__OBJECTIVE__.
All records should be reproduced verbatim.

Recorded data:
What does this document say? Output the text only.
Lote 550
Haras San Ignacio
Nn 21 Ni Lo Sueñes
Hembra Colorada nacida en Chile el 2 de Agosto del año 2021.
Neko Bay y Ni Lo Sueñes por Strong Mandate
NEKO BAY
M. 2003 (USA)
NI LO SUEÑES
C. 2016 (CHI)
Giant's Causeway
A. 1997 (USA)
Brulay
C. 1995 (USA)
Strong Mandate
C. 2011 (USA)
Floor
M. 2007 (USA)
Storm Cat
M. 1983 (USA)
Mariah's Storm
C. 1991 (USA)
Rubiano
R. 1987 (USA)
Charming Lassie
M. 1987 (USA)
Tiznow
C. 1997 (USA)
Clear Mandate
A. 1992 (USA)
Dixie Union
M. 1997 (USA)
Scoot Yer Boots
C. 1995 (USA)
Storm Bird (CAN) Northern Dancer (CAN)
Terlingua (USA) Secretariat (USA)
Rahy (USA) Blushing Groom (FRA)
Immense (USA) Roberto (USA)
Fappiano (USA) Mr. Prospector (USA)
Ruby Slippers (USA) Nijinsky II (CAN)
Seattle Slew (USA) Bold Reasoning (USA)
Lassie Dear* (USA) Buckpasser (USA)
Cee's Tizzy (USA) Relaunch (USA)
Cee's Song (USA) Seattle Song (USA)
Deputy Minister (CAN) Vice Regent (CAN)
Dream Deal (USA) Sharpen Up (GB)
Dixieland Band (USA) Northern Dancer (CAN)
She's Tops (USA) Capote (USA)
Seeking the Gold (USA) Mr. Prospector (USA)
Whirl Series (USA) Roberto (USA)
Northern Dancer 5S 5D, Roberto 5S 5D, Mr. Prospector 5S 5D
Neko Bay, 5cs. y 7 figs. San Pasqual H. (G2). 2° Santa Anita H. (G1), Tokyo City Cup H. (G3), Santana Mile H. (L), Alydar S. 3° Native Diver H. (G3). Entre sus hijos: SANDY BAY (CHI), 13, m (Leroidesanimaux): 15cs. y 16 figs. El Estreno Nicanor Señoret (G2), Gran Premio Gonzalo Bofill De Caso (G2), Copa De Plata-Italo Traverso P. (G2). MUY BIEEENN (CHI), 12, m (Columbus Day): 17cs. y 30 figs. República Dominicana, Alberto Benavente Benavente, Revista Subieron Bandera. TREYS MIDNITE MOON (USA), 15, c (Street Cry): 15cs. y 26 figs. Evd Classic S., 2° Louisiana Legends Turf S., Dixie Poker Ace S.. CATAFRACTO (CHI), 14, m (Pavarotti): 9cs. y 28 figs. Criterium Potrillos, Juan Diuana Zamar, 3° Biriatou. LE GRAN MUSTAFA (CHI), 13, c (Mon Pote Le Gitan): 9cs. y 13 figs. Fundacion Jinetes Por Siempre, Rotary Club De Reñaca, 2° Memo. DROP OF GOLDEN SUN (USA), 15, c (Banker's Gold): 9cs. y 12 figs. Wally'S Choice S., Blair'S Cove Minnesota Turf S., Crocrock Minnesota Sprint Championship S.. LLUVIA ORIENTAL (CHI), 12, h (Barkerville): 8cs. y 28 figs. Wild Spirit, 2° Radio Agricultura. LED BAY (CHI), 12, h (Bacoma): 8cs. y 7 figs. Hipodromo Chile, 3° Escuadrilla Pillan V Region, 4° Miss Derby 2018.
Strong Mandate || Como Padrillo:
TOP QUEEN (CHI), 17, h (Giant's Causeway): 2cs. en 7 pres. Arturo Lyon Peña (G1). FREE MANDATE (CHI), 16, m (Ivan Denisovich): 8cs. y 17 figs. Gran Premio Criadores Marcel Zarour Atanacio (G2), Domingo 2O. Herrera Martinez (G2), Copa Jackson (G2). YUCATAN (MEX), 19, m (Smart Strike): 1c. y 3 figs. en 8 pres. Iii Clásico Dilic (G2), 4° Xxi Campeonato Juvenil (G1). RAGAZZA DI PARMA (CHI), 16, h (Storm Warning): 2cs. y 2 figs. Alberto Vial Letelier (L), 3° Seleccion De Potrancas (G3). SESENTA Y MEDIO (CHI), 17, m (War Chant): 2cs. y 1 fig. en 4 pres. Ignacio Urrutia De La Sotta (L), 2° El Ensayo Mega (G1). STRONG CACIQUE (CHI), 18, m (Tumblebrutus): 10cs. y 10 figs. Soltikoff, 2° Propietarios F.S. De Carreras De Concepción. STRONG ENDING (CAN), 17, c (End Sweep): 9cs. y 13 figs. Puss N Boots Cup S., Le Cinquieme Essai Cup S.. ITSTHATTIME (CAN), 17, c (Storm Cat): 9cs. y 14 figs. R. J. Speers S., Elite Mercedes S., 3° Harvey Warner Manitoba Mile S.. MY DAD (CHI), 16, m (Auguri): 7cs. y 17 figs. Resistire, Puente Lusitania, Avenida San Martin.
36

__ANSWER TO THE TASK__.
What does this document say? Output the text only.
Lote 550
Haras San Ignacio
Nn 21 Ni Lo Sueñes
Hembra Colorada nacida en Chile el 2 de Agosto del año 2021.
Neko Bay y Ni Lo Sueñes por Strong Mandate
NEKO BAY
M. 2003 (USA)
NI LO SUEÑES
C. 2016 (CHI)
Giant's Causeway
A. 1997 (USA)
Brulay
C. 1995 (USA)
Strong Mandate
C. 2011 (USA)
Floor
M. 2007 (USA)
Storm Cat
M. 1983 (USA)
Mariah's Storm
C. 1991 (USA)
Rubiano
R. 1987 (USA)
Charming Lassie
M. 1987 (USA)
Tiznow
C. 1997 (USA)
Clear Mandate
A. 1992 (USA)
Dixie Union
M. 1997 (USA)
Scoot Yer Boots
C. 1995 (USA)
Storm Bird (CAN) Northern Dancer (CAN)
Terlingua (USA) Secretariat (USA)
Rahy (USA) Blushing Groom (FRA)
Immense (USA) Roberto (USA)
Fappiano (USA) Mr. Prospector (USA)
Ruby Slippers (USA) Nijinsky II (CAN)
Seattle Slew (USA) Bold Reasoning (USA)
Lassie Dear* (USA) Buckpasser (USA)
Cee's Tizzy (USA) Relaunch (USA)
Cee's Song (USA) Seattle Song (USA)
Deputy Minister (CAN) Vice Regent (CAN)
Dream Deal (USA) Sharpen Up (GB)
Dixieland Band (USA) Northern Dancer (CAN)
She's Tops (USA) Capote (USA)
Seeking the Gold (USA) Mr. Prospector (USA)
Whirl Series (USA) Roberto (USA)
Northern Dancer 5S 5D, Roberto 5S 5D, Mr. Prospector 5S 5D
Neko Bay, 5cs. y 7 figs. San Pasqual H. (G2). 2° Santa Anita H. (G1), Tokyo City Cup H. (G3), Santana Mile H. (L), Alydar S. 3° Native Diver H. (G3). Entre sus hijos: SANDY BAY (CHI), 13, m (Leroidesanimaux): 15cs. y 16 figs. El Estreno Nicanor Señoret (G2), Gran Premio Gonzalo Bofill De Caso (G2), Copa De Plata-Italo Traverso P. (G2). MUY BIEEENN (CHI), 12, m (Columbus Day): 17cs. y 30 figs. República Dominicana, Alberto Benavente Benavente, Revista Subieron Bandera. TREYS MIDNITE MOON (USA), 15, c (Street Cry): 15cs. y 26 figs. Evd Classic S., 2° Louisiana Legends Turf S., Dixie Poker Ace S.. CATAFRACTO (CHI), 14, m (Pavarotti): 9cs. y 28 figs. Criterium Potrillos, Juan Diuana Zamar, 3° Biriatou. LE GRAN MUSTAFA (CHI), 13, c (Mon Pote Le Gitan): 9cs. y 13 figs. Fundacion Jinetes Por Siempre, Rotary Club De Reñaca, 2° Memo. DROP OF GOLDEN SUN (USA), 15, c (Banker's Gold): 9cs. y 12 figs. Wally'S Choice S., Blair'S Cove Minnesota Turf S., Crocrock Minnesota Sprint Championship S.. LLUVIA ORIENTAL (CHI), 12, h (Barkerville): 8cs. y 28 figs. Wild Spirit, 2° Radio Agricultura. LED BAY (CHI), 12, h (Bacoma): 8cs. y 7 figs. Hipodromo Chile, 3° Escuadrilla Pillan V Region, 4° Miss Derby 2018.
Strong Mandate || Como Padrillo:
TOP QUEEN (CHI), 17, h (Giant's Causeway): 2cs. en 7 pres. Arturo Lyon Peña (G1). FREE MANDATE (CHI), 16, m (Ivan Denisovich): 8cs. y 17 figs. Gran Premio Criadores Marcel Zarour Atanacio (G2), Domingo 2O. Herrera Martinez (G2), Copa Jackson (G2). YUCATAN (MEX), 19, m (Smart Strike): 1c. y 3 figs. en 8 pres. Iii Clásico Dilic (G2), 4° Xxi Campeonato Juvenil (G1). RAGAZZA DI PARMA (CHI), 16, h (Storm Warning): 2cs. y 2 figs. Alberto Vial Letelier (L), 3° Seleccion De Potrancas (G3). SESENTA Y MEDIO (CHI), 17, m (War Chant): 2cs. y 1 fig. en 4 pres. Ignacio Urrutia De La Sotta (L), 2° El Ensayo Mega (G1). STRONG CACIQUE (CHI), 18, m (Tumblebrutus): 10cs. y 10 figs. Soltikoff, 2° Propietarios F.S. De Carreras De Concepción. STRONG ENDING (CAN), 17, c (End Sweep): 9cs. y 13 figs. Puss N Boots Cup S., Le Cinquieme Essai Cup S.. ITSTHATTIME (CAN), 17, c (Storm Cat): 9cs. y 14 figs. R. J. Speers S., Elite Mercedes S., 3° Harvey Warner Manitoba Mile S.. MY DAD (CHI), 16, m (Auguri): 7cs. y 17 figs. Resistire, Puente Lusitania, Avenida San Martin.
36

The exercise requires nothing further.